Could you write out every line of the records below as a numbered list, with any blank lines omitted?

Excerpts from a layout annotation set
+ + + + + + +

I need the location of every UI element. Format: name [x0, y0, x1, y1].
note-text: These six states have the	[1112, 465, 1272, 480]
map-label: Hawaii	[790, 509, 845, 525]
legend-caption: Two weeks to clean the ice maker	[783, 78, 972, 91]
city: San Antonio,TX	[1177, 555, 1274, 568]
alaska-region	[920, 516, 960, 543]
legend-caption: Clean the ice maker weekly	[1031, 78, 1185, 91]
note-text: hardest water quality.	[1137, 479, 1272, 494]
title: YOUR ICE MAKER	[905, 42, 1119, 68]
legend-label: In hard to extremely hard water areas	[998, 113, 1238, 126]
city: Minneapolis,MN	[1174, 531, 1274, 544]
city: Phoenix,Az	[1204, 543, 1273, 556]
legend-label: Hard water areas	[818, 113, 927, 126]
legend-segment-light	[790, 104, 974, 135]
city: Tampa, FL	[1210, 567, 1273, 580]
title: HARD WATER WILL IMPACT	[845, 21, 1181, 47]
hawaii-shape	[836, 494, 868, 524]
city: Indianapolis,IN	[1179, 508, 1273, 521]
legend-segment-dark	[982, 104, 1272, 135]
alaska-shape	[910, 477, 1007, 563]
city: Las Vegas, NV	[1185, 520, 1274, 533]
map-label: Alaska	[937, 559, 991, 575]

+ + + + + + +

- **Written response**:
1. I need the location of every UI element. Format: name [x0, y0, x1, y1].
2. note-text: These six states have the	[1112, 465, 1272, 480]
3. map-label: Hawaii	[790, 509, 845, 525]
4. legend-caption: Two weeks to clean the ice maker	[783, 78, 972, 91]
5. city: San Antonio,TX	[1177, 555, 1274, 568]
6. alaska-region	[920, 516, 960, 543]
7. legend-caption: Clean the ice maker weekly	[1031, 78, 1185, 91]
8. note-text: hardest water quality.	[1137, 479, 1272, 494]
9. title: YOUR ICE MAKER	[905, 42, 1119, 68]
10. legend-label: In hard to extremely hard water areas	[998, 113, 1238, 126]
11. city: Minneapolis,MN	[1174, 531, 1274, 544]
12. city: Phoenix,Az	[1204, 543, 1273, 556]
13. legend-label: Hard water areas	[818, 113, 927, 126]
14. legend-segment-light	[790, 104, 974, 135]
15. city: Tampa, FL	[1210, 567, 1273, 580]
16. title: HARD WATER WILL IMPACT	[845, 21, 1181, 47]
17. hawaii-shape	[836, 494, 868, 524]
18. city: Indianapolis,IN	[1179, 508, 1273, 521]
19. legend-segment-dark	[982, 104, 1272, 135]
20. alaska-shape	[910, 477, 1007, 563]
21. city: Las Vegas, NV	[1185, 520, 1274, 533]
22. map-label: Alaska	[937, 559, 991, 575]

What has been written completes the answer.